### Problems
1. List every driving behavior that the article on shaming and rudeness names in its "Would you..." questions comparing walking with the rules of the road.
2. Carry the article on shaming and rudeness forward from its last sentence, keeping the same first-person voice.

Is Shaming Effective in Curbing Acts of Rudeness?
“Subject: Please read! Message: Just wanted to tell you. You are a loser. Everything your doing with this website is way worse than any thing your complaint about. I would rather a million people blocking the isle with they're bag before sharing a bus with you. If you ever tried to hand me a piece of trash that you call a ticket I would fuck you up! You wouldn't like it if I came up to you and gave you some trash. Why the fuck ywouod you do that. Mitch.” My first hate mail.
Shaming exists in paradox. Committing the arguably rude act of surreptitiously taking a stranger's picture and posting it without their permission in order to educate the masses about the importance of propriety. A contradiction to say the least. On the surface, it comes across as a childish and vengeful way to get back at people by some bitter bozos who’ve had enough of boorish behavior. But, it’s more than that. At least I hope it is. True, for some, shaming is a way to get revenge on the crude folks roaming the streets with blinders on. I mean, who wouldn’t want to get back at the driver 12 cars back who urges you to “go!” with a honk as soon as the light turns green? But for those who’ve had enough of nonsensical behavior, shaming someone can shed light on why doing things like this are little more than silly. What purpose does it serve? The practice of shaming for many is to enlighten people that adhering to certain social norms can make everyone’s lives easier and more pleasant. I could care less which fork to use first at dinner, but that’s not what we’re “complaining” about here. Nor are we discussing the mean and hurtful acts of name-calling, bullying, or teasing, often confused with shaming. That’s downright wrong. For the sake of this article, we will use this definition of shaming; to publicly humiliate or shame for being or doing something specified.
Take the unspoken code of following the same rules of the road while walking for example. Would you suddenly stop in the middle of a highway? Then, don’t do it on a sidewalk. Would you cross a street without looking both ways? Then, don’t do it when exiting a store. Would you swerve wildly while texting on a busy city street? Then, don’t do it while walking. Would you drive in the wrong lane? Take up the entire road with a large group of cars? Run a red light? Who made these rules that some people insist we follow? Will shaming people who don't follow them bear any fruit? In comes Man’s Marbles’ catch phrase, “Exploring the things that drive you nuts.” But first, it’s story time. In the beginning, there was man . . . losing his marbles! Soon after moving to New York, cited for being one the rudest cities, I made a boo-boo and was accosted by a man for wearing my backpack on a sardine packed subway train. “Can you take that thing off? It’s taking up space and hitting my back,” he exclaimed. Ego injured, it took all of my will power to keep from escalating things into a confrontation. As if it was my tail, I begrudgingly put my bag on the floor between my legs.

### Given data
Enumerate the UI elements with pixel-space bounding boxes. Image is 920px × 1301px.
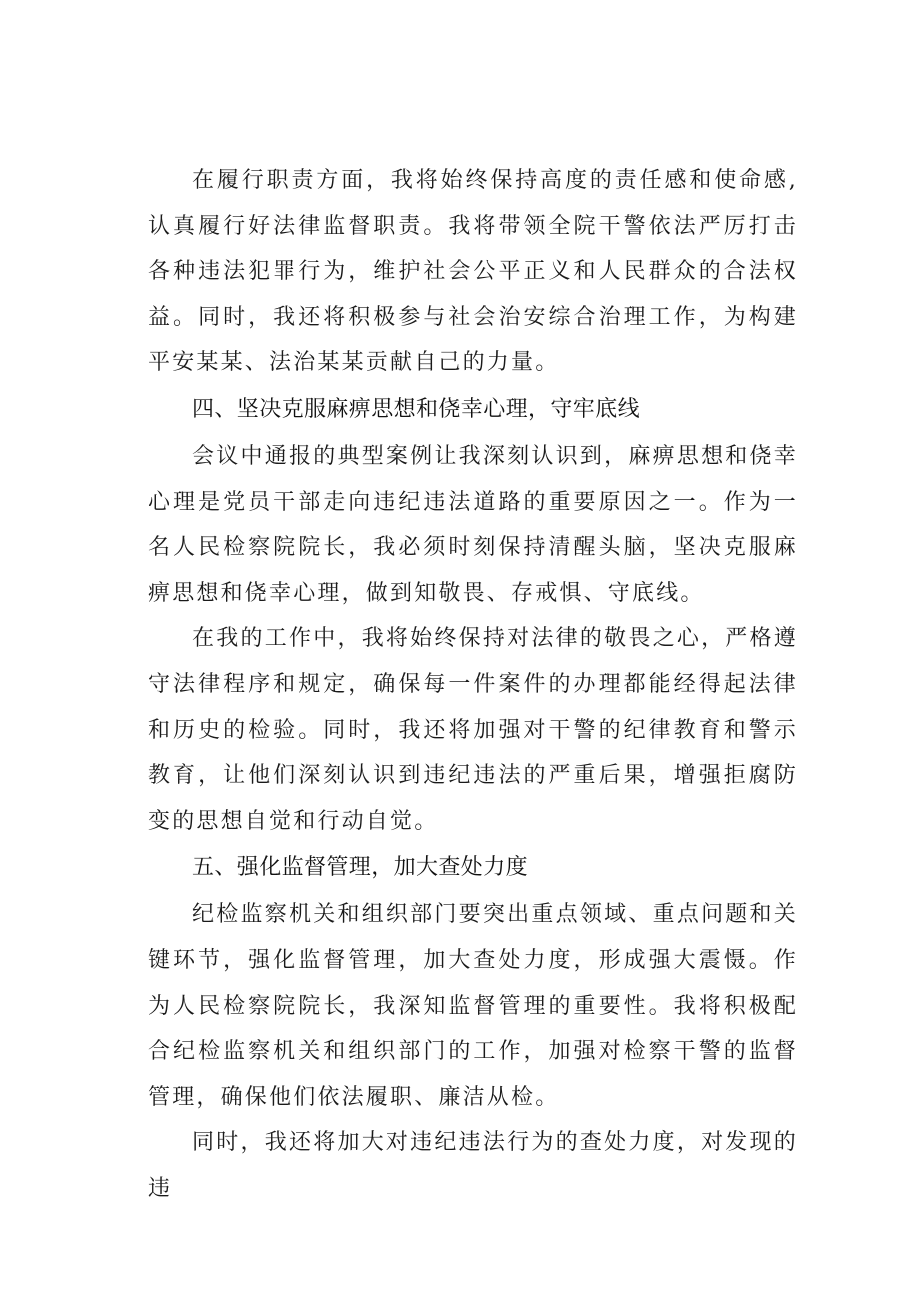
document-page — [148, 158, 798, 1211]
paragraph-supervision: 纪检监察机关和组织部门要突出重点领域、重点问题和关键环节，强化监督管理，加大查处力度，形成强大震慑。作为人民检察院院长，我深知监督管理的重要性。我将积极配合纪检监察机关和组织部门的工作，加强对检察干警的监督管理，确保他们依法履职、廉洁从检。 — [148, 902, 798, 1110]
paragraph-respect-law: 在我的工作中，我将始终保持对法律的敬畏之心，严格遵守法律程序和规定，确保每一件案件的办理都能经得起法律和历史的检验。同时，我还将加强对干警的纪律教育和警示教育，让他们深刻认识到违纪违法的严重后果，增强拒腐防变的思想自觉和行动自觉。 — [148, 626, 798, 834]
section-heading-five: 五、强化监督管理，加大查处力度 — [192, 855, 529, 881]
paragraph-case-reflection: 会议中通报的典型案例让我深刻认识到，麻痹思想和侥幸心理是党员干部走向违纪违法道路的重要原因之一。作为一名人民检察院院长，我必须时刻保持清醒头脑，坚决克服麻痹思想和侥幸心理，做到知敬畏、存戒惧、守底线。 — [148, 443, 798, 606]
section-heading-four: 四、坚决克服麻痹思想和侥幸心理，守牢底线 — [192, 396, 641, 422]
paragraph-investigation: 同时，我还将加大对违纪违法行为的查处力度，对发现的违 — [148, 1130, 798, 1201]
paragraph-duty-performance: 在履行职责方面，我将始终保持高度的责任感和使命感,认真履行好法律监督职责。我将带领全院干警依法严厉打击各种违法犯罪行为，维护社会公平正义和人民群众的合法权益。同时，我还将积极参与社会治安综合治理工作，为构建平安某某、法治某某贡献自己的力量。 — [148, 168, 798, 376]
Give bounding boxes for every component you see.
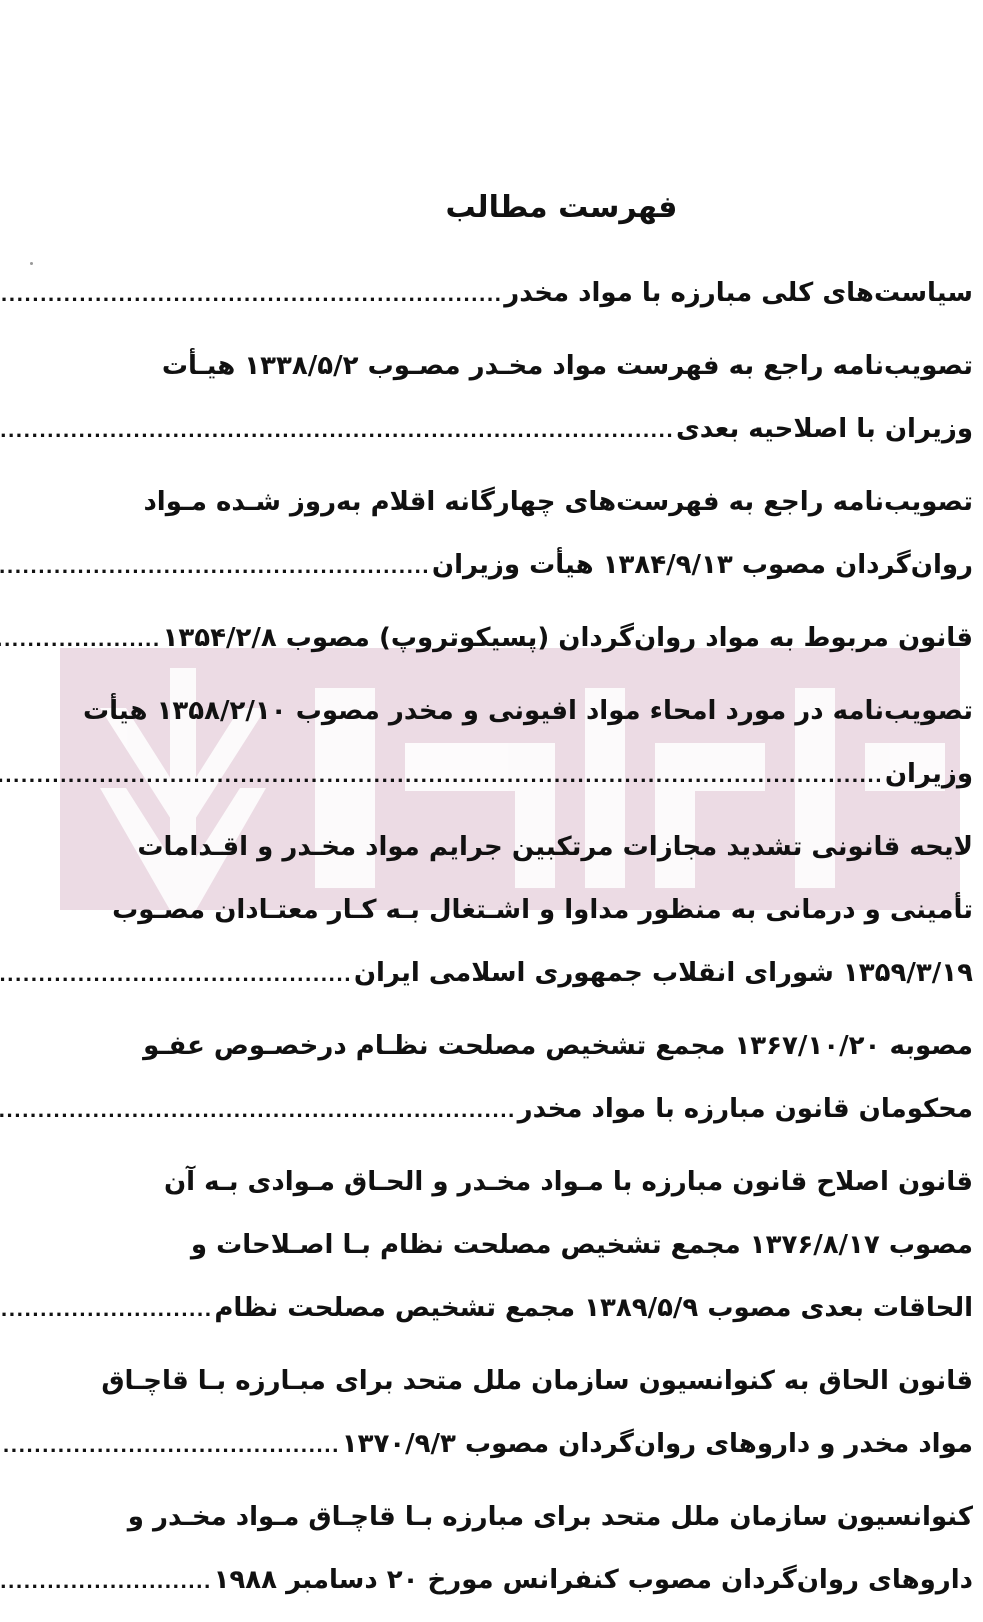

### Results for the exercise
1.
- Suddenly stopping in the middle of a highway
- Crossing a street without looking both ways
- Swerving wildly while texting on a busy city street
- Driving in the wrong lane
- Taking up the entire road with a large group of cars
- Running a red light

2.
Conflicted, he was right. Why was I getting so angry with him? As I told friends this story, I learned why this blunder is considered an important social norm on subways. Since I had little experience commuting on trains at the time, I was ignorant of why this courtesy counts and from that point forward, I adhere to this simple act of kindness . . . and I didn’t need to be shamed. But, not everybody learns this way. My head was officially dislodged from my bum. I now appreciate the fellow for educating me about this one small piece in a puzzle of a million things to be cognizant of. It started me down a path of researching the myriad of ways that manners matter. But there is an exorbitant amount of faux pas’ a bumbling baboon can commit that will send someone else to the cuckoo’s nest. As if I was the first to think of it, “there had to be a better way to teach civility.” Would fear of being caught not minding your p’s and q’s do the trick? After all, supposedly the feud between the Bloods and Crips began when someone’s shoe got stepped on!
Soon after, the cheeky Stupid Ignorant Asshole Experiment was born. I deduced that when people commit random acts of rudeness, in that moment, the person can be classified into 3 categories; stupid, ignorant, or an asshole. Although, it would be fairer to judge the tactless act alone, for the sake of satire and shock value the idea stuck. This is another facet of the shaming paradox. The goal is not to condemn the person committing code of conduct crimes against humanity, but the rude act itself. I leave it to someone smarter than me to dissect the difference because maybe, for that fraction of a second, the devilish demeanor defines us.
Mantra of the day: If something annoys you, don’t do it to others.
So here you have it, Man’s Marbles, a place to present those pesky pet peeves and decide if breaches in decorum should be obligatory for us to avoid as social norm or just a petty nuisance that’s easily ignored. That’s why I do this, Mitch. Is the taxi driver that just honked at a car for stopping abruptly in front of him considered stupid for immediately doing the same thing to another car just up the block? Was the guy who got pissed off at me for asking him to stop blaring Candy Crush into my ear at 5:30 in the morning an asshole? Are people who do not stand to the right on an escalator so the faster people can pass blissfully ignorant? What about the people who don’t wipe their sweat off the gym bench; who talk on their cell in the movies; who cut you off on the road; who disobey the law; who have a poor work ethic; who stand in a doorway; etc? You’ve heard it a million times, “Such and such is, like, sooooo annoying!” Why is it annoying? Should it be annoying? Why does it annoy you? Why do you let it annoy you?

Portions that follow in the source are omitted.